WORK TO DO
Reproduce each of the rows below verbatim, keeping every character and the original order.

= = = = =

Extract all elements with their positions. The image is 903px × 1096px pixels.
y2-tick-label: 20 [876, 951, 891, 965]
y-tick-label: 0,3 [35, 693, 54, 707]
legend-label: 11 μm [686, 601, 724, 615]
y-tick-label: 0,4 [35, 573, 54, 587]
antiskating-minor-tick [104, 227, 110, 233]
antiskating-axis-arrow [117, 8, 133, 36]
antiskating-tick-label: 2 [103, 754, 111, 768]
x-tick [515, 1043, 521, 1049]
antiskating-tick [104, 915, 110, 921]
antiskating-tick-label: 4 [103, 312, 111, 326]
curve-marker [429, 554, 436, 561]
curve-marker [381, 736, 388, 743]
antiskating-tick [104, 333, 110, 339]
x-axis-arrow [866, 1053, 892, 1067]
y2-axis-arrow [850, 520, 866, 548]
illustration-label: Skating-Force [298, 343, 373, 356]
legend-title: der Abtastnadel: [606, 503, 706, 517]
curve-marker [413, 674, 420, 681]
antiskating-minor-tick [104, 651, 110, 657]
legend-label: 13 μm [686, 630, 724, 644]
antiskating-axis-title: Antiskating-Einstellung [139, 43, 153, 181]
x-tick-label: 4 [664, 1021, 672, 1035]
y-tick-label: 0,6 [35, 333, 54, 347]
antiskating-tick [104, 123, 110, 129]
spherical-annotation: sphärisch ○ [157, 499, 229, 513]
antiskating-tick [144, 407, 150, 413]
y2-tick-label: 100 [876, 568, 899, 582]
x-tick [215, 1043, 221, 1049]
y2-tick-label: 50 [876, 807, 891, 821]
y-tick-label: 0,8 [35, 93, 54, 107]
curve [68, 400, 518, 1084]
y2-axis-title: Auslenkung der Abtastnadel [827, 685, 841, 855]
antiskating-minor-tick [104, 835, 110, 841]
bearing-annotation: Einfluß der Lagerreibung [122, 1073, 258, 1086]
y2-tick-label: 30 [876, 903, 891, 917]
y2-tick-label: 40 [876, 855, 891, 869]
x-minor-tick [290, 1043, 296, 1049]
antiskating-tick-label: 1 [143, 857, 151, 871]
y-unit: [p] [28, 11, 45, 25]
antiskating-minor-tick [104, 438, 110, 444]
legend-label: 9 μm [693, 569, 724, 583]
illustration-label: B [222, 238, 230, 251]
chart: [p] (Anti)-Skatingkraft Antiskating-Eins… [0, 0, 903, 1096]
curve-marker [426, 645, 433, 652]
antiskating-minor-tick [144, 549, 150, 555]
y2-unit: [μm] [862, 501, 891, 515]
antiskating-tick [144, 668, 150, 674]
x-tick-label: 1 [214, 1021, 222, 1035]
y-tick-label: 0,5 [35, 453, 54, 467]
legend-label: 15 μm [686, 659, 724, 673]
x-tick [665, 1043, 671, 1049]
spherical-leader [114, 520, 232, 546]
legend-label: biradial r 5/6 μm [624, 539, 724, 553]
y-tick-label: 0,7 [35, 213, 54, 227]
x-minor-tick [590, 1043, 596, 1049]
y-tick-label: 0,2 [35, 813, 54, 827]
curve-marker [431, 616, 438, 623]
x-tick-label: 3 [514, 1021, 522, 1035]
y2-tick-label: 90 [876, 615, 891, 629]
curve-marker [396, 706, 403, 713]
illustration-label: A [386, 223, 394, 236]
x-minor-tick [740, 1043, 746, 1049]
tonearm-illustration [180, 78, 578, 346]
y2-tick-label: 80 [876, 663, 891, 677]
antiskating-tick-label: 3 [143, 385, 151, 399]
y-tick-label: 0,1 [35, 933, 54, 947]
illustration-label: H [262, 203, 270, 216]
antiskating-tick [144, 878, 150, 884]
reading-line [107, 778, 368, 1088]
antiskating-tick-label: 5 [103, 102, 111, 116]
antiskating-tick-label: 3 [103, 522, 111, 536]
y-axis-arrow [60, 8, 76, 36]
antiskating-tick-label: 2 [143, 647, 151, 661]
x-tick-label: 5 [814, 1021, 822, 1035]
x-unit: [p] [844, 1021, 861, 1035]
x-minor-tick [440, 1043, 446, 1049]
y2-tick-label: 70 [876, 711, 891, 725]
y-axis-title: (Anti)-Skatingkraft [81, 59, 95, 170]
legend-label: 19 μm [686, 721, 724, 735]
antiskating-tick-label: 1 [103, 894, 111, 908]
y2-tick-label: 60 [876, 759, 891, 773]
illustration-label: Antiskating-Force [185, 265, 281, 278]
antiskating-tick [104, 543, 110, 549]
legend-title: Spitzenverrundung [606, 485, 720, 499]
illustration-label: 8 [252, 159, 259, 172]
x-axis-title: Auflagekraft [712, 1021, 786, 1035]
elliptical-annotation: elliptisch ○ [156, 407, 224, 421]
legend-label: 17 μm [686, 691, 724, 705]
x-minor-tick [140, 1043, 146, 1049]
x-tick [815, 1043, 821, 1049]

= = = = =

RESULT
Extract all elements with their positions. The image is 903px × 1096px pixels.
y2-tick-label: 20 [876, 951, 891, 965]
y-tick-label: 0,3 [35, 693, 54, 707]
legend-label: 11 μm [686, 601, 724, 615]
y-tick-label: 0,4 [35, 573, 54, 587]
antiskating-minor-tick [104, 227, 110, 233]
antiskating-axis-arrow [117, 8, 133, 36]
antiskating-tick-label: 2 [103, 754, 111, 768]
x-tick [515, 1043, 521, 1049]
antiskating-tick [104, 915, 110, 921]
antiskating-tick-label: 4 [103, 312, 111, 326]
curve-marker [429, 554, 436, 561]
curve-marker [381, 736, 388, 743]
antiskating-tick [104, 333, 110, 339]
x-axis-arrow [866, 1053, 892, 1067]
y2-axis-arrow [850, 520, 866, 548]
illustration-label: Skating-Force [298, 343, 373, 356]
legend-title: der Abtastnadel: [606, 503, 706, 517]
curve-marker [413, 674, 420, 681]
antiskating-minor-tick [104, 651, 110, 657]
legend-label: 13 μm [686, 630, 724, 644]
antiskating-axis-title: Antiskating-Einstellung [139, 43, 153, 181]
x-tick-label: 4 [664, 1021, 672, 1035]
y-tick-label: 0,6 [35, 333, 54, 347]
antiskating-tick [104, 123, 110, 129]
spherical-annotation: sphärisch ○ [157, 499, 229, 513]
antiskating-tick [144, 407, 150, 413]
y2-tick-label: 100 [876, 568, 899, 582]
x-tick [215, 1043, 221, 1049]
y2-tick-label: 50 [876, 807, 891, 821]
y-tick-label: 0,8 [35, 93, 54, 107]
curve [68, 400, 518, 1084]
y2-axis-title: Auslenkung der Abtastnadel [827, 685, 841, 855]
antiskating-minor-tick [104, 835, 110, 841]
bearing-annotation: Einfluß der Lagerreibung [122, 1073, 258, 1086]
y2-tick-label: 30 [876, 903, 891, 917]
y2-tick-label: 40 [876, 855, 891, 869]
x-minor-tick [290, 1043, 296, 1049]
antiskating-tick-label: 1 [143, 857, 151, 871]
y-unit: [p] [28, 11, 45, 25]
antiskating-minor-tick [104, 438, 110, 444]
legend-label: 9 μm [693, 569, 724, 583]
illustration-label: B [222, 238, 230, 251]
chart: [p] (Anti)-Skatingkraft Antiskating-Eins… [0, 0, 903, 1096]
curve-marker [426, 645, 433, 652]
antiskating-minor-tick [144, 549, 150, 555]
y2-unit: [μm] [862, 501, 891, 515]
antiskating-tick [144, 668, 150, 674]
x-tick-label: 1 [214, 1021, 222, 1035]
y-tick-label: 0,5 [35, 453, 54, 467]
legend-label: 15 μm [686, 659, 724, 673]
x-tick [665, 1043, 671, 1049]
spherical-leader [114, 520, 232, 546]
legend-label: biradial r 5/6 μm [624, 539, 724, 553]
y-tick-label: 0,7 [35, 213, 54, 227]
x-minor-tick [590, 1043, 596, 1049]
y-tick-label: 0,2 [35, 813, 54, 827]
curve-marker [431, 616, 438, 623]
x-tick-label: 3 [514, 1021, 522, 1035]
y2-tick-label: 90 [876, 615, 891, 629]
curve-marker [396, 706, 403, 713]
illustration-label: A [386, 223, 394, 236]
x-minor-tick [740, 1043, 746, 1049]
tonearm-illustration [180, 78, 578, 346]
y2-tick-label: 80 [876, 663, 891, 677]
antiskating-tick-label: 3 [143, 385, 151, 399]
y-tick-label: 0,1 [35, 933, 54, 947]
illustration-label: H [262, 203, 270, 216]
antiskating-tick [144, 878, 150, 884]
reading-line [107, 778, 368, 1088]
antiskating-tick-label: 5 [103, 102, 111, 116]
antiskating-tick-label: 3 [103, 522, 111, 536]
y-axis-arrow [60, 8, 76, 36]
antiskating-tick-label: 2 [143, 647, 151, 661]
x-tick-label: 5 [814, 1021, 822, 1035]
x-unit: [p] [844, 1021, 861, 1035]
x-minor-tick [440, 1043, 446, 1049]
y2-tick-label: 70 [876, 711, 891, 725]
y-axis-title: (Anti)-Skatingkraft [81, 59, 95, 170]
legend-label: 19 μm [686, 721, 724, 735]
antiskating-tick-label: 1 [103, 894, 111, 908]
y2-tick-label: 60 [876, 759, 891, 773]
illustration-label: Antiskating-Force [185, 265, 281, 278]
antiskating-tick [104, 543, 110, 549]
legend-title: Spitzenverrundung [606, 485, 720, 499]
illustration-label: 8 [252, 159, 259, 172]
x-axis-title: Auflagekraft [712, 1021, 786, 1035]
elliptical-annotation: elliptisch ○ [156, 407, 224, 421]
legend-label: 17 μm [686, 691, 724, 705]
x-minor-tick [140, 1043, 146, 1049]
x-tick [815, 1043, 821, 1049]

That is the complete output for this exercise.